> Given request: Print all entries precisely as they are written.

# start of Excerpted data

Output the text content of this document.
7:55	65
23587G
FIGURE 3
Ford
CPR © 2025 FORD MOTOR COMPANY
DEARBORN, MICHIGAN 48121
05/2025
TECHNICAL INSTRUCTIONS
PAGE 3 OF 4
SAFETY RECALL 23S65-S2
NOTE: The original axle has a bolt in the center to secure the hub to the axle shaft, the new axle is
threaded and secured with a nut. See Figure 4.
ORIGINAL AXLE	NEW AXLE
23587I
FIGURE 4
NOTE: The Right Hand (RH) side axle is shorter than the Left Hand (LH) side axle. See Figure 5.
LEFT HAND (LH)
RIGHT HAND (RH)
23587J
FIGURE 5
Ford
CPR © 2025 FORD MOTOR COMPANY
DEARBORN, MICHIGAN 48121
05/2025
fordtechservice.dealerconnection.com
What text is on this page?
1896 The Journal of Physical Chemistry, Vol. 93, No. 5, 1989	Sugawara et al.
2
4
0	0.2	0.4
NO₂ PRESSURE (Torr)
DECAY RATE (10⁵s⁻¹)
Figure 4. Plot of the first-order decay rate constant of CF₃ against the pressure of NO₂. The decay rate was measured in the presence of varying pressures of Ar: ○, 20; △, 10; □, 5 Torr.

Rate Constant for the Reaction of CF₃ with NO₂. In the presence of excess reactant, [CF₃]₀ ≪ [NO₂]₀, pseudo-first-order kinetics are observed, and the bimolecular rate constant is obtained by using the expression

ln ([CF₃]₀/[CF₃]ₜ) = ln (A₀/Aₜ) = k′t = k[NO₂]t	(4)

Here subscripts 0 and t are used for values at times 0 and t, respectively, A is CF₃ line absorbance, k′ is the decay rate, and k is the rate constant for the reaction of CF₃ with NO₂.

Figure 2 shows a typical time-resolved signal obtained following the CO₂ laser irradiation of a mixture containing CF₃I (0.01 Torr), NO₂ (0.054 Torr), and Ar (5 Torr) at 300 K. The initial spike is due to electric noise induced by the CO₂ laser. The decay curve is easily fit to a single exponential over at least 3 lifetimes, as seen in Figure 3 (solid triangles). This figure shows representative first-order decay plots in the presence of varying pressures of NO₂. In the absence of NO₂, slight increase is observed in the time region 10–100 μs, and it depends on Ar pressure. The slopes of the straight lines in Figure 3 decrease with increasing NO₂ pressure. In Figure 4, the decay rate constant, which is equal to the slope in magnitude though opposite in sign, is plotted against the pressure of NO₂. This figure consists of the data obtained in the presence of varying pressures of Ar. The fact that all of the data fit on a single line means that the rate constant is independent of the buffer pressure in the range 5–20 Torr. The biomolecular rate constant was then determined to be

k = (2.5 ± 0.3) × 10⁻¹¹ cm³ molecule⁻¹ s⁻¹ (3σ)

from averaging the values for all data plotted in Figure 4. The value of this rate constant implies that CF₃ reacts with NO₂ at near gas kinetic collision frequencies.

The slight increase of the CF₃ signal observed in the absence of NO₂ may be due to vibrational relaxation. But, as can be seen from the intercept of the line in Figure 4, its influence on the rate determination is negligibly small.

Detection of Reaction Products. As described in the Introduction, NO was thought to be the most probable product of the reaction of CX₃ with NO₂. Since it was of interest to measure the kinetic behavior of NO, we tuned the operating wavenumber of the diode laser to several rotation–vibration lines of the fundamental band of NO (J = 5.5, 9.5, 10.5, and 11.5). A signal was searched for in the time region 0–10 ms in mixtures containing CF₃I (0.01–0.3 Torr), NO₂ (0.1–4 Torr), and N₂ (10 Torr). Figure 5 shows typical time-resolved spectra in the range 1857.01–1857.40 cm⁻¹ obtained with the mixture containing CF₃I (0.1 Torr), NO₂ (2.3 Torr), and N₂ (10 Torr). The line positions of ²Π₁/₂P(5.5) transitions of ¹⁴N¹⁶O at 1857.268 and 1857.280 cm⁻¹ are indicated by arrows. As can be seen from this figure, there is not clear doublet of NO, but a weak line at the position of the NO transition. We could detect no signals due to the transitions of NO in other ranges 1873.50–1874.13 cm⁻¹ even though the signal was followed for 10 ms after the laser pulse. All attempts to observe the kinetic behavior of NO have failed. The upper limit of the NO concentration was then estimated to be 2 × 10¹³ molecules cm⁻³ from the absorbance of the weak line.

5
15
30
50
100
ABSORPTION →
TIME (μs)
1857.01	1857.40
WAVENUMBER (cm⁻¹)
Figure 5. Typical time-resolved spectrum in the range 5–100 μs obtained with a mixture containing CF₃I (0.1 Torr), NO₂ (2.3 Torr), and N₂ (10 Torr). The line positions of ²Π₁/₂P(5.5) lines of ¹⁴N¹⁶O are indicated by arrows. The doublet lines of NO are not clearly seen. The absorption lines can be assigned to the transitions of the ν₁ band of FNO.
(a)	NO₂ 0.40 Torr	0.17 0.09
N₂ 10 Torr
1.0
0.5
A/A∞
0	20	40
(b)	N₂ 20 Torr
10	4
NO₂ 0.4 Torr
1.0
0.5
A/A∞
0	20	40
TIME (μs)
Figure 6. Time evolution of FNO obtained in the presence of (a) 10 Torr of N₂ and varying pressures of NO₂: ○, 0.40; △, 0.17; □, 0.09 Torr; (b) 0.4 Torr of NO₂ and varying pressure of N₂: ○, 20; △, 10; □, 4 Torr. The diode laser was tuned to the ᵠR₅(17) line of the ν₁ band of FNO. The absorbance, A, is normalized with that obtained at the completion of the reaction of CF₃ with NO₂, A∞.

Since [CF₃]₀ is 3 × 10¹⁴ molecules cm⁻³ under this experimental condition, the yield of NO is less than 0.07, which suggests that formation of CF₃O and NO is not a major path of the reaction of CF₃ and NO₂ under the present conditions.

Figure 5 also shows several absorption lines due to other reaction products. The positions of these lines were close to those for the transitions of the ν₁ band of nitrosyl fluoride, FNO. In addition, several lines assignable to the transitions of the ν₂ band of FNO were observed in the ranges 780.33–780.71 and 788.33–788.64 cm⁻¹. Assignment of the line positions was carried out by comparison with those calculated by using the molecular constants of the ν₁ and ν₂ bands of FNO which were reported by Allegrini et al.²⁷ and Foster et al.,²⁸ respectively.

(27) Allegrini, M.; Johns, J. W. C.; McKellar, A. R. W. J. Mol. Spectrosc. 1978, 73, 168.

# end of Excerpted data

> Output of the exercise:
Output the text content of this document.
7:55	65
23587G
FIGURE 3
Ford
CPR © 2025 FORD MOTOR COMPANY
DEARBORN, MICHIGAN 48121
05/2025
TECHNICAL INSTRUCTIONS
PAGE 3 OF 4
SAFETY RECALL 23S65-S2
NOTE: The original axle has a bolt in the center to secure the hub to the axle shaft, the new axle is
threaded and secured with a nut. See Figure 4.
ORIGINAL AXLE	NEW AXLE
23587I
FIGURE 4
NOTE: The Right Hand (RH) side axle is shorter than the Left Hand (LH) side axle. See Figure 5.
LEFT HAND (LH)
RIGHT HAND (RH)
23587J
FIGURE 5
Ford
CPR © 2025 FORD MOTOR COMPANY
DEARBORN, MICHIGAN 48121
05/2025
fordtechservice.dealerconnection.com
What text is on this page?
1896 The Journal of Physical Chemistry, Vol. 93, No. 5, 1989	Sugawara et al.
2
4
0	0.2	0.4
NO₂ PRESSURE (Torr)
DECAY RATE (10⁵s⁻¹)
Figure 4. Plot of the first-order decay rate constant of CF₃ against the pressure of NO₂. The decay rate was measured in the presence of varying pressures of Ar: ○, 20; △, 10; □, 5 Torr.

Rate Constant for the Reaction of CF₃ with NO₂. In the presence of excess reactant, [CF₃]₀ ≪ [NO₂]₀, pseudo-first-order kinetics are observed, and the bimolecular rate constant is obtained by using the expression

ln ([CF₃]₀/[CF₃]ₜ) = ln (A₀/Aₜ) = k′t = k[NO₂]t	(4)

Here subscripts 0 and t are used for values at times 0 and t, respectively, A is CF₃ line absorbance, k′ is the decay rate, and k is the rate constant for the reaction of CF₃ with NO₂.

Figure 2 shows a typical time-resolved signal obtained following the CO₂ laser irradiation of a mixture containing CF₃I (0.01 Torr), NO₂ (0.054 Torr), and Ar (5 Torr) at 300 K. The initial spike is due to electric noise induced by the CO₂ laser. The decay curve is easily fit to a single exponential over at least 3 lifetimes, as seen in Figure 3 (solid triangles). This figure shows representative first-order decay plots in the presence of varying pressures of NO₂. In the absence of NO₂, slight increase is observed in the time region 10–100 μs, and it depends on Ar pressure. The slopes of the straight lines in Figure 3 decrease with increasing NO₂ pressure. In Figure 4, the decay rate constant, which is equal to the slope in magnitude though opposite in sign, is plotted against the pressure of NO₂. This figure consists of the data obtained in the presence of varying pressures of Ar. The fact that all of the data fit on a single line means that the rate constant is independent of the buffer pressure in the range 5–20 Torr. The biomolecular rate constant was then determined to be

k = (2.5 ± 0.3) × 10⁻¹¹ cm³ molecule⁻¹ s⁻¹ (3σ)

from averaging the values for all data plotted in Figure 4. The value of this rate constant implies that CF₃ reacts with NO₂ at near gas kinetic collision frequencies.

The slight increase of the CF₃ signal observed in the absence of NO₂ may be due to vibrational relaxation. But, as can be seen from the intercept of the line in Figure 4, its influence on the rate determination is negligibly small.

Detection of Reaction Products. As described in the Introduction, NO was thought to be the most probable product of the reaction of CX₃ with NO₂. Since it was of interest to measure the kinetic behavior of NO, we tuned the operating wavenumber of the diode laser to several rotation–vibration lines of the fundamental band of NO (J = 5.5, 9.5, 10.5, and 11.5). A signal was searched for in the time region 0–10 ms in mixtures containing CF₃I (0.01–0.3 Torr), NO₂ (0.1–4 Torr), and N₂ (10 Torr). Figure 5 shows typical time-resolved spectra in the range 1857.01–1857.40 cm⁻¹ obtained with the mixture containing CF₃I (0.1 Torr), NO₂ (2.3 Torr), and N₂ (10 Torr). The line positions of ²Π₁/₂P(5.5) transitions of ¹⁴N¹⁶O at 1857.268 and 1857.280 cm⁻¹ are indicated by arrows. As can be seen from this figure, there is not clear doublet of NO, but a weak line at the position of the NO transition. We could detect no signals due to the transitions of NO in other ranges 1873.50–1874.13 cm⁻¹ even though the signal was followed for 10 ms after the laser pulse. All attempts to observe the kinetic behavior of NO have failed. The upper limit of the NO concentration was then estimated to be 2 × 10¹³ molecules cm⁻³ from the absorbance of the weak line.

5
15
30
50
100
ABSORPTION →
TIME (μs)
1857.01	1857.40
WAVENUMBER (cm⁻¹)
Figure 5. Typical time-resolved spectrum in the range 5–100 μs obtained with a mixture containing CF₃I (0.1 Torr), NO₂ (2.3 Torr), and N₂ (10 Torr). The line positions of ²Π₁/₂P(5.5) lines of ¹⁴N¹⁶O are indicated by arrows. The doublet lines of NO are not clearly seen. The absorption lines can be assigned to the transitions of the ν₁ band of FNO.
(a)	NO₂ 0.40 Torr	0.17 0.09
N₂ 10 Torr
1.0
0.5
A/A∞
0	20	40
(b)	N₂ 20 Torr
10	4
NO₂ 0.4 Torr
1.0
0.5
A/A∞
0	20	40
TIME (μs)
Figure 6. Time evolution of FNO obtained in the presence of (a) 10 Torr of N₂ and varying pressures of NO₂: ○, 0.40; △, 0.17; □, 0.09 Torr; (b) 0.4 Torr of NO₂ and varying pressure of N₂: ○, 20; △, 10; □, 4 Torr. The diode laser was tuned to the ᵠR₅(17) line of the ν₁ band of FNO. The absorbance, A, is normalized with that obtained at the completion of the reaction of CF₃ with NO₂, A∞.

Since [CF₃]₀ is 3 × 10¹⁴ molecules cm⁻³ under this experimental condition, the yield of NO is less than 0.07, which suggests that formation of CF₃O and NO is not a major path of the reaction of CF₃ and NO₂ under the present conditions.

Figure 5 also shows several absorption lines due to other reaction products. The positions of these lines were close to those for the transitions of the ν₁ band of nitrosyl fluoride, FNO. In addition, several lines assignable to the transitions of the ν₂ band of FNO were observed in the ranges 780.33–780.71 and 788.33–788.64 cm⁻¹. Assignment of the line positions was carried out by comparison with those calculated by using the molecular constants of the ν₁ and ν₂ bands of FNO which were reported by Allegrini et al.²⁷ and Foster et al.,²⁸ respectively.

(27) Allegrini, M.; Johns, J. W. C.; McKellar, A. R. W. J. Mol. Spectrosc. 1978, 73, 168.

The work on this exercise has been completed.